--- start ---

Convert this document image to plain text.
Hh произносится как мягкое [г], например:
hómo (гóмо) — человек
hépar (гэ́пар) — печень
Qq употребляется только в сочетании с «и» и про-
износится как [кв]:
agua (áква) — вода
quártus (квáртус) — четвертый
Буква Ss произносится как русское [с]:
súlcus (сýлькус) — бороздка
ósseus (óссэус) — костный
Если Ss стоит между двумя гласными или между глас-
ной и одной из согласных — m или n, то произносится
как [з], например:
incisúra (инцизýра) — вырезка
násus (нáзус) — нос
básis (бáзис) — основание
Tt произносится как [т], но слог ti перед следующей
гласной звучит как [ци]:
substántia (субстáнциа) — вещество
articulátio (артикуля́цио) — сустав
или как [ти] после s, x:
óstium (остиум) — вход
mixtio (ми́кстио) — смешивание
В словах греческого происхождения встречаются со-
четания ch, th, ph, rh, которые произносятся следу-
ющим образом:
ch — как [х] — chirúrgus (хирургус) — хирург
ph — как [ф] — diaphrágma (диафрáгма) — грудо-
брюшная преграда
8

--- end ---

- [What you are asked to do] Every entry in the listing must be retyped exactly.

- [Expected output]
Convert this document image to plain text.
Hh произносится как мягкое [г], например:
hómo (гóмо) — человек
hépar (гэ́пар) — печень
Qq употребляется только в сочетании с «и» и про-
износится как [кв]:
agua (áква) — вода
quártus (квáртус) — четвертый
Буква Ss произносится как русское [с]:
súlcus (сýлькус) — бороздка
ósseus (óссэус) — костный
Если Ss стоит между двумя гласными или между глас-
ной и одной из согласных — m или n, то произносится
как [з], например:
incisúra (инцизýра) — вырезка
násus (нáзус) — нос
básis (бáзис) — основание
Tt произносится как [т], но слог ti перед следующей
гласной звучит как [ци]:
substántia (субстáнциа) — вещество
articulátio (артикуля́цио) — сустав
или как [ти] после s, x:
óstium (остиум) — вход
mixtio (ми́кстио) — смешивание
В словах греческого происхождения встречаются со-
четания ch, th, ph, rh, которые произносятся следу-
ющим образом:
ch — как [х] — chirúrgus (хирургус) — хирург
ph — как [ф] — diaphrágma (диафрáгма) — грудо-
брюшная преграда
8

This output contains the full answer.